[BEGIN THE RECORDS]

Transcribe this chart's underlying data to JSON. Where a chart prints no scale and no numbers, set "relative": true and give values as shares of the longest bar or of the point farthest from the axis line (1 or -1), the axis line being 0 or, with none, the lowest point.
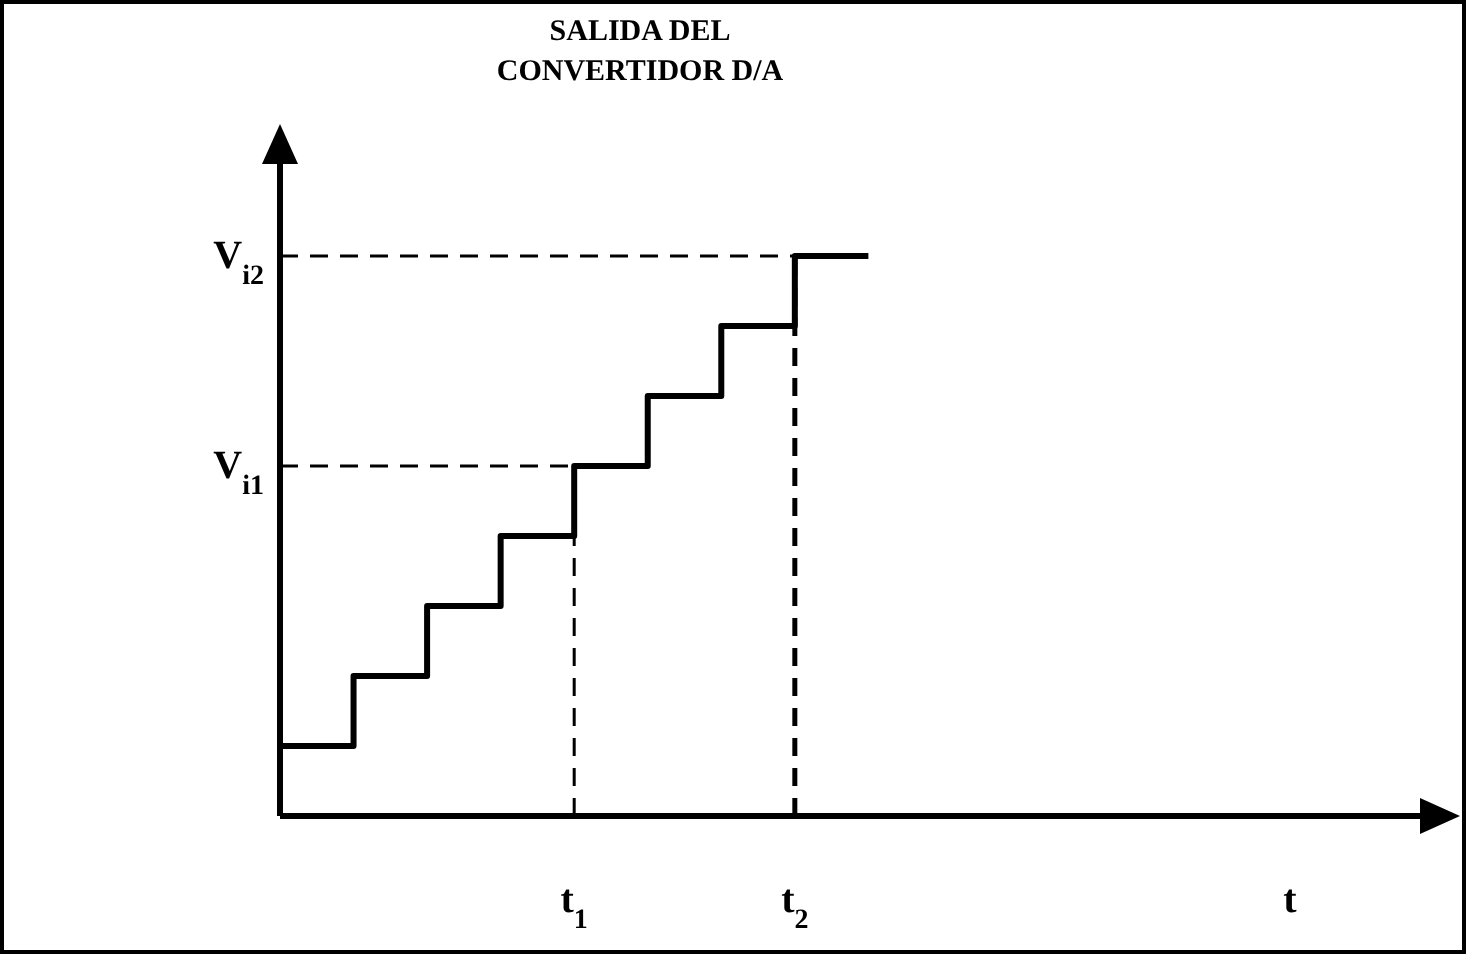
{
  "chart_data": {
    "type": "step",
    "title": "SALIDA DEL\nCONVERTIDOR D/A",
    "xlabel": "t",
    "relative": true,
    "categories": [
      null,
      null,
      null,
      null,
      "t$_{1}$",
      null,
      null,
      "t$_{2}$",
      null,
      null,
      null,
      null,
      null,
      null,
      null,
      null
    ],
    "series": [
      {
        "color": "#000000",
        "values": [
          0.125,
          0.25,
          0.375,
          0.5,
          0.625,
          0.75,
          0.875,
          1,
          1,
          null,
          null,
          null,
          null,
          null,
          null,
          null
        ]
      }
    ],
    "ref_lines": [
      {
        "axis": "y",
        "value": 0.625,
        "label": "V$_{i1}$",
        "line_style": "dashed",
        "color": "#000000"
      },
      {
        "axis": "y",
        "value": 1,
        "label": "V$_{i2}$",
        "line_style": "dashed",
        "color": "#000000"
      },
      {
        "axis": "x",
        "value": "t$_{1}$",
        "line_style": "dashed",
        "color": "#000000"
      },
      {
        "axis": "x",
        "value": "t$_{2}$",
        "line_style": "dashed",
        "color": "#000000"
      }
    ],
    "line_style": "solid"
  }
}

[END THE RECORDS]

WHAT THIS TASK INVOLVES:
Output an exact copy of the material, with the pictures removed.

PROBLEM SOLUTION:
Transcribe this chart's underlying data to JSON. Where a chart prints no scale and no numbers, set "relative": true and give values as shares of the longest bar or of the point farthest from the axis line (1 or -1), the axis line being 0 or, with none, the lowest point.
{
  "chart_data": {
    "type": "step",
    "title": "SALIDA DEL\nCONVERTIDOR D/A",
    "xlabel": "t",
    "relative": true,
    "categories": [
      null,
      null,
      null,
      null,
      "t$_{1}$",
      null,
      null,
      "t$_{2}$",
      null,
      null,
      null,
      null,
      null,
      null,
      null,
      null
    ],
    "series": [
      {
        "color": "#000000",
        "values": [
          0.125,
          0.25,
          0.375,
          0.5,
          0.625,
          0.75,
          0.875,
          1,
          1,
          null,
          null,
          null,
          null,
          null,
          null,
          null
        ]
      }
    ],
    "ref_lines": [
      {
        "axis": "y",
        "value": 0.625,
        "label": "V$_{i1}$",
        "line_style": "dashed",
        "color": "#000000"
      },
      {
        "axis": "y",
        "value": 1,
        "label": "V$_{i2}$",
        "line_style": "dashed",
        "color": "#000000"
      },
      {
        "axis": "x",
        "value": "t$_{1}$",
        "line_style": "dashed",
        "color": "#000000"
      },
      {
        "axis": "x",
        "value": "t$_{2}$",
        "line_style": "dashed",
        "color": "#000000"
      }
    ],
    "line_style": "solid"
  }
}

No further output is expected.